## start Records shown
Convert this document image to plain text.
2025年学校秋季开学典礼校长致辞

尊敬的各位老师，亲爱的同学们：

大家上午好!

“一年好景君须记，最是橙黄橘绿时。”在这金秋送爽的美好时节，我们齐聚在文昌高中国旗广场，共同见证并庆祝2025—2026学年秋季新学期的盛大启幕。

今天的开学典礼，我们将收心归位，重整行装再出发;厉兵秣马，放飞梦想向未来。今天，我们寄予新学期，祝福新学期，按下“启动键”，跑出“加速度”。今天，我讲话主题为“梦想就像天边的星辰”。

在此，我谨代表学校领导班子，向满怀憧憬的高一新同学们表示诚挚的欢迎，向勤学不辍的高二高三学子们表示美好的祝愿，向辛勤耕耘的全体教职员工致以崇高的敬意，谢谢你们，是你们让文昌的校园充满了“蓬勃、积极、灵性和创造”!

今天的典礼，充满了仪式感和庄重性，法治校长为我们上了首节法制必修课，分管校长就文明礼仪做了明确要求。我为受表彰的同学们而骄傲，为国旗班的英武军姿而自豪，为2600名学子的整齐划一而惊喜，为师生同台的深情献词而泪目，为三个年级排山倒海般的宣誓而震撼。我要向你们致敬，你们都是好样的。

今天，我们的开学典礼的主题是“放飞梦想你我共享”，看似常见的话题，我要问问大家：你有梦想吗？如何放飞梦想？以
## end Records shown
> [Directions]: Repeat every line of the records above exactly.

> [Answer for the task]:
Convert this document image to plain text.
2025年学校秋季开学典礼校长致辞

尊敬的各位老师，亲爱的同学们：

大家上午好!

“一年好景君须记，最是橙黄橘绿时。”在这金秋送爽的美好时节，我们齐聚在文昌高中国旗广场，共同见证并庆祝2025—2026学年秋季新学期的盛大启幕。

今天的开学典礼，我们将收心归位，重整行装再出发;厉兵秣马，放飞梦想向未来。今天，我们寄予新学期，祝福新学期，按下“启动键”，跑出“加速度”。今天，我讲话主题为“梦想就像天边的星辰”。

在此，我谨代表学校领导班子，向满怀憧憬的高一新同学们表示诚挚的欢迎，向勤学不辍的高二高三学子们表示美好的祝愿，向辛勤耕耘的全体教职员工致以崇高的敬意，谢谢你们，是你们让文昌的校园充满了“蓬勃、积极、灵性和创造”!

今天的典礼，充满了仪式感和庄重性，法治校长为我们上了首节法制必修课，分管校长就文明礼仪做了明确要求。我为受表彰的同学们而骄傲，为国旗班的英武军姿而自豪，为2600名学子的整齐划一而惊喜，为师生同台的深情献词而泪目，为三个年级排山倒海般的宣誓而震撼。我要向你们致敬，你们都是好样的。

今天，我们的开学典礼的主题是“放飞梦想你我共享”，看似常见的话题，我要问问大家：你有梦想吗？如何放飞梦想？以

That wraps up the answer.